### What is needed
Look for the string "ffffff" in the lines and copy each line that has it.

[Figure collection entries]
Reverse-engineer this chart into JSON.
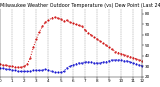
{
  "title": "Milwaukee Weather Outdoor Temperature (vs) Dew Point (Last 24 Hours)",
  "background_color": "#ffffff",
  "plot_bg_color": "#ffffff",
  "grid_color": "#888888",
  "temp_color": "#cc0000",
  "dew_color": "#0000cc",
  "x_values": [
    0,
    1,
    2,
    3,
    4,
    5,
    6,
    7,
    8,
    9,
    10,
    11,
    12,
    13,
    14,
    15,
    16,
    17,
    18,
    19,
    20,
    21,
    22,
    23,
    24,
    25,
    26,
    27,
    28,
    29,
    30,
    31,
    32,
    33,
    34,
    35,
    36,
    37,
    38,
    39,
    40,
    41,
    42,
    43,
    44,
    45,
    46,
    47
  ],
  "temp_values": [
    32,
    31,
    31,
    30,
    30,
    29,
    29,
    29,
    30,
    32,
    38,
    48,
    56,
    63,
    68,
    72,
    74,
    76,
    77,
    76,
    75,
    73,
    74,
    72,
    71,
    70,
    69,
    68,
    65,
    62,
    60,
    58,
    56,
    54,
    52,
    50,
    48,
    46,
    44,
    43,
    42,
    41,
    40,
    39,
    38,
    37,
    36,
    35
  ],
  "dew_values": [
    28,
    28,
    27,
    27,
    26,
    26,
    25,
    25,
    25,
    25,
    25,
    26,
    26,
    26,
    26,
    27,
    26,
    25,
    24,
    24,
    24,
    25,
    28,
    30,
    31,
    32,
    33,
    33,
    34,
    34,
    34,
    33,
    33,
    33,
    34,
    34,
    35,
    36,
    36,
    36,
    36,
    35,
    35,
    34,
    33,
    32,
    31,
    30
  ],
  "ylim": [
    20,
    85
  ],
  "xlim": [
    0,
    47
  ],
  "yticks": [
    20,
    30,
    40,
    50,
    60,
    70,
    80
  ],
  "ytick_labels": [
    "20",
    "30",
    "40",
    "50",
    "60",
    "70",
    "80"
  ],
  "xtick_positions": [
    0,
    4,
    8,
    12,
    16,
    20,
    24,
    28,
    32,
    36,
    40,
    44,
    47
  ],
  "vline_positions": [
    4,
    8,
    12,
    16,
    20,
    24,
    28,
    32,
    36,
    40,
    44
  ],
  "figsize": [
    1.6,
    0.87
  ],
  "dpi": 100,
  "title_fontsize": 3.5,
  "tick_fontsize": 3.0,
  "linewidth": 0.7,
  "markersize": 1.0
}
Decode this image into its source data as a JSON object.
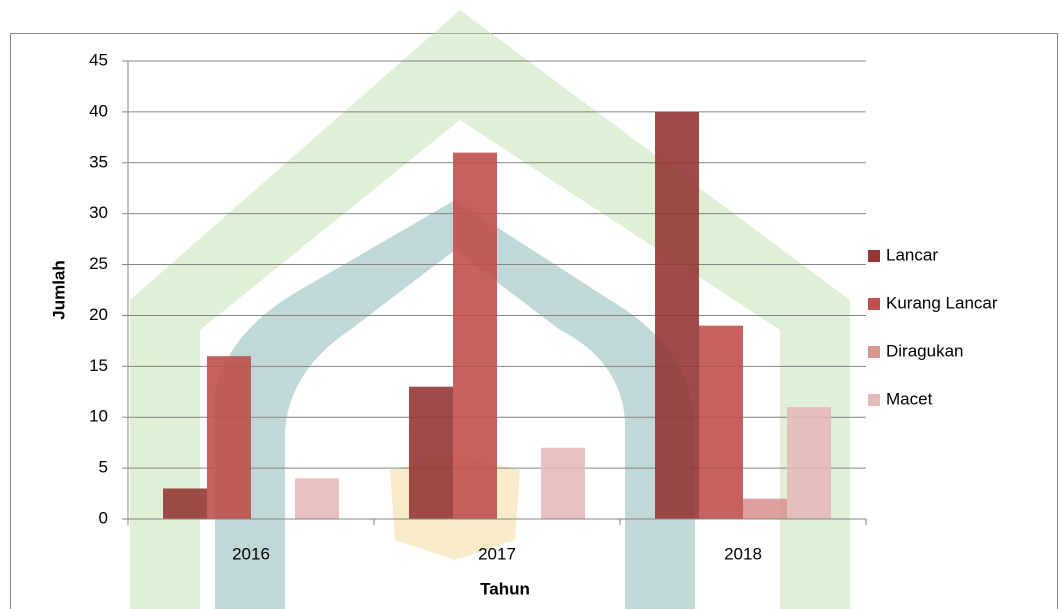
{
  "chart_data": {
    "type": "bar",
    "xlabel": "Tahun",
    "ylabel": "Jumlah",
    "categories": [
      "2016",
      "2017",
      "2018"
    ],
    "series": [
      {
        "name": "Lancar",
        "color": "#953735",
        "values": [
          3,
          13,
          40
        ]
      },
      {
        "name": "Kurang Lancar",
        "color": "#c0504d",
        "values": [
          16,
          36,
          19
        ]
      },
      {
        "name": "Diragukan",
        "color": "#d99694",
        "values": [
          0,
          0,
          2
        ]
      },
      {
        "name": "Macet",
        "color": "#e6b9b8",
        "values": [
          4,
          7,
          11
        ]
      }
    ],
    "ylim": [
      0,
      45
    ],
    "yticks": [
      0,
      5,
      10,
      15,
      20,
      25,
      30,
      35,
      40,
      45
    ],
    "grid": true,
    "legend": "right"
  }
}
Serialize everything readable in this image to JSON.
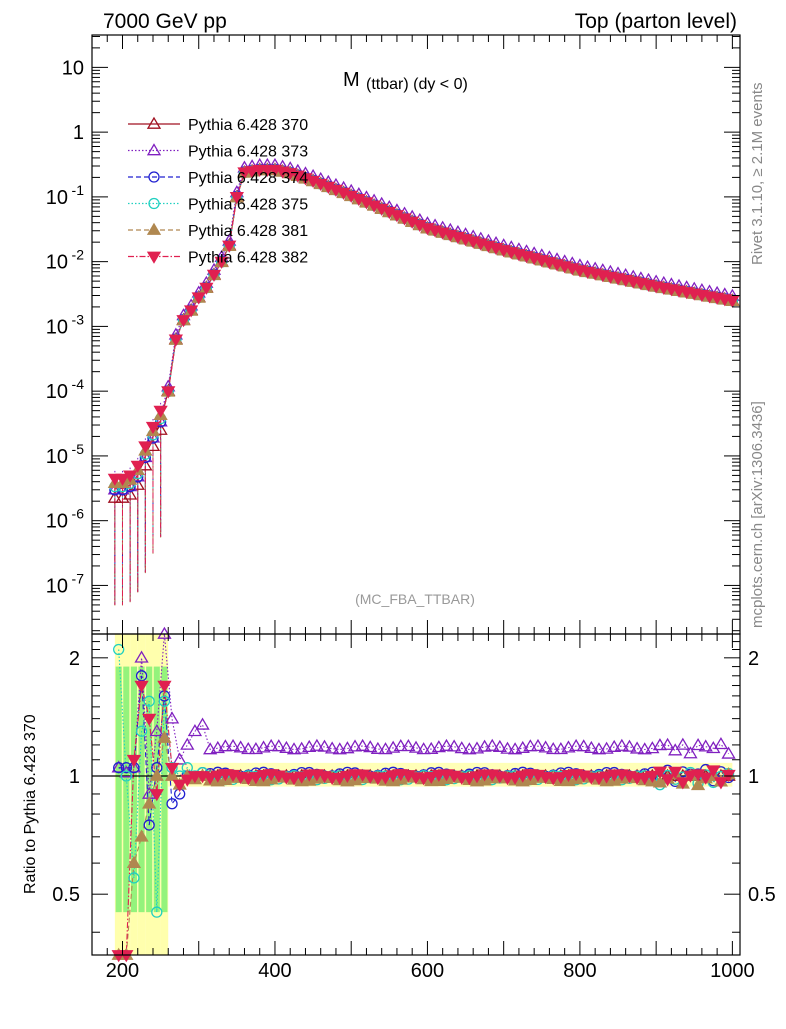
{
  "header": {
    "left": "7000 GeV pp",
    "right": "Top (parton level)"
  },
  "side_labels": {
    "rivet": "Rivet 3.1.10, ≥ 2.1M events",
    "mcplots": "mcplots.cern.ch [arXiv:1306.3436]"
  },
  "plot_title": {
    "main": "M",
    "sub": "(ttbar) (dy < 0)"
  },
  "analysis_tag": "(MC_FBA_TTBAR)",
  "ratio_ylabel": "Ratio to Pythia 6.428 370",
  "legend": [
    {
      "label": "Pythia 6.428 370",
      "color": "#a01020",
      "marker": "triangle-up-open",
      "dash": "solid"
    },
    {
      "label": "Pythia 6.428 373",
      "color": "#8020c0",
      "marker": "triangle-up-open",
      "dash": "dotted"
    },
    {
      "label": "Pythia 6.428 374",
      "color": "#2020d0",
      "marker": "circle-open",
      "dash": "dashed"
    },
    {
      "label": "Pythia 6.428 375",
      "color": "#20d0c0",
      "marker": "circle-open",
      "dash": "dotted"
    },
    {
      "label": "Pythia 6.428 381",
      "color": "#b08850",
      "marker": "triangle-up-filled",
      "dash": "dashed"
    },
    {
      "label": "Pythia 6.428 382",
      "color": "#e02050",
      "marker": "triangle-down-filled",
      "dash": "dashdot"
    }
  ],
  "axes": {
    "main_y_ticks": [
      {
        "sup": "-7",
        "v": -7
      },
      {
        "sup": "-6",
        "v": -6
      },
      {
        "sup": "-5",
        "v": -5
      },
      {
        "sup": "-4",
        "v": -4
      },
      {
        "sup": "-3",
        "v": -3
      },
      {
        "sup": "-2",
        "v": -2
      },
      {
        "sup": "-1",
        "v": -1
      },
      {
        "label": "1",
        "v": 0
      },
      {
        "label": "10",
        "v": 1
      }
    ],
    "ratio_y_ticks": [
      {
        "label": "0.5",
        "v": 0.5
      },
      {
        "label": "1",
        "v": 1
      },
      {
        "label": "2",
        "v": 2
      }
    ],
    "x_ticks": [
      {
        "label": "200",
        "v": 200
      },
      {
        "label": "400",
        "v": 400
      },
      {
        "label": "600",
        "v": 600
      },
      {
        "label": "800",
        "v": 800
      },
      {
        "label": "1000",
        "v": 1000
      }
    ]
  },
  "chart_data": {
    "type": "line",
    "x_range": [
      160,
      1010
    ],
    "main_y_log_range": [
      -7.75,
      1.5
    ],
    "ratio_y_range": [
      0.35,
      2.3
    ],
    "main_y_scale": "log",
    "ratio_y_scale": "log",
    "reference_curve": {
      "x": [
        190,
        200,
        210,
        220,
        230,
        240,
        250,
        255,
        260,
        265,
        270,
        280,
        290,
        300,
        310,
        320,
        330,
        340,
        350,
        355,
        360,
        380,
        400,
        420,
        450,
        500,
        600,
        700,
        800,
        900,
        1000
      ],
      "log10_y": [
        -5.5,
        -5.5,
        -5.45,
        -5.3,
        -5.0,
        -4.7,
        -4.45,
        -4.35,
        -4.0,
        -3.7,
        -3.2,
        -2.9,
        -2.75,
        -2.55,
        -2.4,
        -2.2,
        -2.0,
        -1.75,
        -1.0,
        -0.75,
        -0.62,
        -0.58,
        -0.58,
        -0.63,
        -0.75,
        -0.98,
        -1.48,
        -1.82,
        -2.13,
        -2.38,
        -2.6
      ]
    },
    "series_offsets": [
      {
        "name": "Pythia 6.428 370",
        "main_shift": 0.0,
        "ratio": 1.0
      },
      {
        "name": "Pythia 6.428 373",
        "main_shift": 0.07,
        "ratio": 1.18
      },
      {
        "name": "Pythia 6.428 374",
        "main_shift": 0.005,
        "ratio": 1.01
      },
      {
        "name": "Pythia 6.428 375",
        "main_shift": -0.005,
        "ratio": 0.99
      },
      {
        "name": "Pythia 6.428 381",
        "main_shift": -0.01,
        "ratio": 0.98
      },
      {
        "name": "Pythia 6.428 382",
        "main_shift": 0.0,
        "ratio": 1.0
      }
    ],
    "low_mass_ratio_values": {
      "x": [
        195,
        205,
        215,
        225,
        235,
        245,
        255,
        265,
        275,
        285,
        295,
        305
      ],
      "Pythia 6.428 373": [
        1.05,
        1.02,
        1.05,
        2.0,
        0.9,
        1.3,
        2.3,
        1.4,
        1.1,
        1.2,
        1.3,
        1.35
      ],
      "Pythia 6.428 374": [
        1.05,
        1.05,
        1.05,
        1.8,
        0.75,
        1.05,
        1.6,
        0.85,
        0.9,
        1.0,
        1.0,
        1.02
      ],
      "Pythia 6.428 375": [
        2.1,
        1.0,
        0.55,
        1.3,
        1.55,
        0.45,
        1.55,
        1.05,
        1.0,
        1.05,
        1.0,
        1.02
      ],
      "Pythia 6.428 381": [
        0.2,
        0.3,
        0.6,
        0.7,
        0.85,
        1.0,
        1.25,
        1.0,
        0.95,
        1.0,
        0.98,
        1.0
      ],
      "Pythia 6.428 382": [
        0.3,
        0.2,
        1.1,
        1.7,
        1.4,
        0.9,
        1.7,
        1.05,
        0.95,
        0.98,
        1.0,
        1.0
      ]
    }
  }
}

### The completed task
  "background_color": "#ffffff",
  "plot_bg_color": "#ffffff",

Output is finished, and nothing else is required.